EXERCISE DETAILS: Your task is to copy the listing exactly. Drop any pictures from the copy.

TASK INPUT:
START

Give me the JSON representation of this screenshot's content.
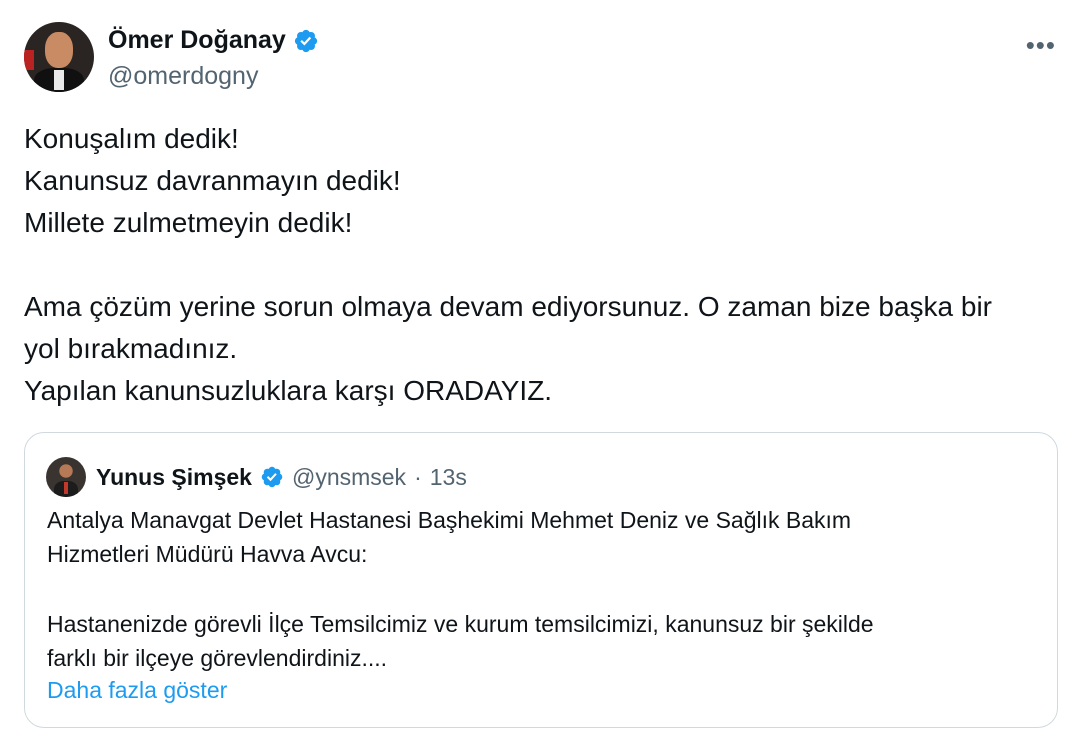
{
  "author": {
    "name": "Ömer Doğanay",
    "handle": "@omerdogny"
  },
  "more_label": "•••",
  "tweet": {
    "lines_block1": [
      "Konuşalım dedik!",
      "Kanunsuz davranmayın dedik!",
      "Millete zulmetmeyin dedik!"
    ],
    "lines_block2": [
      "Ama çözüm yerine sorun olmaya devam ediyorsunuz. O zaman bize başka bir",
      "yol bırakmadınız.",
      "Yapılan kanunsuzluklara karşı ORADAYIZ."
    ]
  },
  "quote": {
    "name": "Yunus Şimşek",
    "handle": "@ynsmsek",
    "dot": "·",
    "time": "13s",
    "para1": [
      "Antalya Manavgat Devlet Hastanesi Başhekimi Mehmet Deniz ve Sağlık Bakım",
      "Hizmetleri Müdürü Havva Avcu:"
    ],
    "para2": [
      "Hastanenizde görevli İlçe Temsilcimiz ve kurum temsilcimizi, kanunsuz bir şekilde",
      "farklı bir ilçeye görevlendirdiniz...."
    ],
    "show_more": "Daha fazla göster"
  },
  "colors": {
    "verified": "#1d9bf0",
    "link": "#1d9bf0",
    "secondary_text": "#536471",
    "border": "#cfd9de"
  },
  "icons": {
    "verified": "verified-badge-icon",
    "more": "more-horizontal-icon"
  }
}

END

ANSWER FOR THIS EXERCISE:
Give me the JSON representation of this screenshot's content.
{
  "author": {
    "name": "Ömer Doğanay",
    "handle": "@omerdogny"
  },
  "more_label": "•••",
  "tweet": {
    "lines_block1": [
      "Konuşalım dedik!",
      "Kanunsuz davranmayın dedik!",
      "Millete zulmetmeyin dedik!"
    ],
    "lines_block2": [
      "Ama çözüm yerine sorun olmaya devam ediyorsunuz. O zaman bize başka bir",
      "yol bırakmadınız.",
      "Yapılan kanunsuzluklara karşı ORADAYIZ."
    ]
  },
  "quote": {
    "name": "Yunus Şimşek",
    "handle": "@ynsmsek",
    "dot": "·",
    "time": "13s",
    "para1": [
      "Antalya Manavgat Devlet Hastanesi Başhekimi Mehmet Deniz ve Sağlık Bakım",
      "Hizmetleri Müdürü Havva Avcu:"
    ],
    "para2": [
      "Hastanenizde görevli İlçe Temsilcimiz ve kurum temsilcimizi, kanunsuz bir şekilde",
      "farklı bir ilçeye görevlendirdiniz...."
    ],
    "show_more": "Daha fazla göster"
  },
  "colors": {
    "verified": "#1d9bf0",
    "link": "#1d9bf0",
    "secondary_text": "#536471",
    "border": "#cfd9de"
  },
  "icons": {
    "verified": "verified-badge-icon",
    "more": "more-horizontal-icon"
  }
}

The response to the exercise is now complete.